### Aim
Gather all lines in the entries below that include the word "Data".
####################
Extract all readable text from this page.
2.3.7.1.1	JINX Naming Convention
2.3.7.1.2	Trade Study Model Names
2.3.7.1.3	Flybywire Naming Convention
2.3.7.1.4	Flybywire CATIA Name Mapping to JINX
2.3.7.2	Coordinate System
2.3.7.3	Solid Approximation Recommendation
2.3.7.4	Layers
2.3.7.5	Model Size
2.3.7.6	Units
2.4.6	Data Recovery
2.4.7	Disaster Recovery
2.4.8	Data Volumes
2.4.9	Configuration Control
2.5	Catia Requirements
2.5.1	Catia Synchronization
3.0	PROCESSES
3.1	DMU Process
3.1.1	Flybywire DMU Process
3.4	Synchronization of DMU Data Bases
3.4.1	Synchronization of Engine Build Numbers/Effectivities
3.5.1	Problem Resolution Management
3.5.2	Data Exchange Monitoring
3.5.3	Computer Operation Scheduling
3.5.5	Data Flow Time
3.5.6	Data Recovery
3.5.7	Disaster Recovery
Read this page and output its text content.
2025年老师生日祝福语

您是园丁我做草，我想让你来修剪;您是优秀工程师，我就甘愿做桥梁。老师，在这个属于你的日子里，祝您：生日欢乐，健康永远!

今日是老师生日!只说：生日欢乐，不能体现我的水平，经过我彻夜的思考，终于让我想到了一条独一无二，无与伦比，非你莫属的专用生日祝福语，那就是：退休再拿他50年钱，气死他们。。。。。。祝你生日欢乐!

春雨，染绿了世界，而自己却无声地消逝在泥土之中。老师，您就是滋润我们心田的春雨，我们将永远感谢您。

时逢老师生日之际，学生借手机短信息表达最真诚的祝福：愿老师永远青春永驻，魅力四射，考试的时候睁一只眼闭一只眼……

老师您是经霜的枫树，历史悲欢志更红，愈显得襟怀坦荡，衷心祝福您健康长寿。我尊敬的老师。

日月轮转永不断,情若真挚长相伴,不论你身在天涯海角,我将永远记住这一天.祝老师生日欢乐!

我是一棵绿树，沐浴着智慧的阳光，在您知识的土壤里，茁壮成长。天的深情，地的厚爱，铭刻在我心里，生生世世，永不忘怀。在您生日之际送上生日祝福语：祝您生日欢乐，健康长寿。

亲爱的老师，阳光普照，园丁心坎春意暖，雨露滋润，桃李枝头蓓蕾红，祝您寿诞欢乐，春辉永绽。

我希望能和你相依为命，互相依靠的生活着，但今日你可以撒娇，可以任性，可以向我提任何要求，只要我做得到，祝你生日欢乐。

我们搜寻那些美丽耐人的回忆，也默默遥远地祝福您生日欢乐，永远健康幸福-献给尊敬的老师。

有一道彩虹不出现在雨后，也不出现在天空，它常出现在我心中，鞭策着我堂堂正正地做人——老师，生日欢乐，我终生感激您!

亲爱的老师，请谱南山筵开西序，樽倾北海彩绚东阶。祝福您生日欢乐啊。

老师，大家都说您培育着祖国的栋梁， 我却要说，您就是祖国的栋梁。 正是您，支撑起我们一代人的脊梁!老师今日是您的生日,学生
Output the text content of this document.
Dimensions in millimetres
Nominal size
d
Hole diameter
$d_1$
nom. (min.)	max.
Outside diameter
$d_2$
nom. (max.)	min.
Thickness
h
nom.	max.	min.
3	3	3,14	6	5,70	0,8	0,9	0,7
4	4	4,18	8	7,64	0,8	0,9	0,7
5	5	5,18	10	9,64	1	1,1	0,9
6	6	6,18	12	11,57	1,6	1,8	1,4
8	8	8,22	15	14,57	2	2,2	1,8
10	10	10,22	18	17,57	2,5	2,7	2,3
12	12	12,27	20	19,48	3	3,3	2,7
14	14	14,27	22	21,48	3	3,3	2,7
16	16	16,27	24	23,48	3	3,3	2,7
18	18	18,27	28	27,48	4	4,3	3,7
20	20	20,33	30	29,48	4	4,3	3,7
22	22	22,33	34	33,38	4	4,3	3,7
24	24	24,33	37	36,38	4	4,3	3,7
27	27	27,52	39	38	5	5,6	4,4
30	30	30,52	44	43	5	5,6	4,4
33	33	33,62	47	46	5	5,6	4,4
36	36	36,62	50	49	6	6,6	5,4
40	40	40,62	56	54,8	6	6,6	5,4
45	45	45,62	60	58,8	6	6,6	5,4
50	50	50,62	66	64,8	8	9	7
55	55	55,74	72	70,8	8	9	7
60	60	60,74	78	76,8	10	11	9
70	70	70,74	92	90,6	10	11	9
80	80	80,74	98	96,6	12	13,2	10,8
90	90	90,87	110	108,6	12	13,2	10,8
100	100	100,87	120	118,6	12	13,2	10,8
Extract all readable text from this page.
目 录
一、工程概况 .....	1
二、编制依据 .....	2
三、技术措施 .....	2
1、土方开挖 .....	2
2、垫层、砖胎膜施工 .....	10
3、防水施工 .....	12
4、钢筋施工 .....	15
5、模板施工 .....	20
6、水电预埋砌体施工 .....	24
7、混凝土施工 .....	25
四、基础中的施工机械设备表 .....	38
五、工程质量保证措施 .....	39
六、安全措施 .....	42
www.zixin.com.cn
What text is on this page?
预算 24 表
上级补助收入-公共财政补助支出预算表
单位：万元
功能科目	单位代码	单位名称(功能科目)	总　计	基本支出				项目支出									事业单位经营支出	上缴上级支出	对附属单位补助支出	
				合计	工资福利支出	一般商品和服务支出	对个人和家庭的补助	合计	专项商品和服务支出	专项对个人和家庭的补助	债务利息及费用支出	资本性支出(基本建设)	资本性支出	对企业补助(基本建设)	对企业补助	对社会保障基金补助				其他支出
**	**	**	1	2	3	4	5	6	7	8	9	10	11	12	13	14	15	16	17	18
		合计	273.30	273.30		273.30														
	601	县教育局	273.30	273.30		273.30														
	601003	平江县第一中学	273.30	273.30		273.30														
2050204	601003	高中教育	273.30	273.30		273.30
####################
### Result
2.4.6	Data Recovery
2.4.8	Data Volumes
3.4	Synchronization of DMU Data Bases
3.5.2	Data Exchange Monitoring
3.5.5	Data Flow Time
3.5.6	Data Recovery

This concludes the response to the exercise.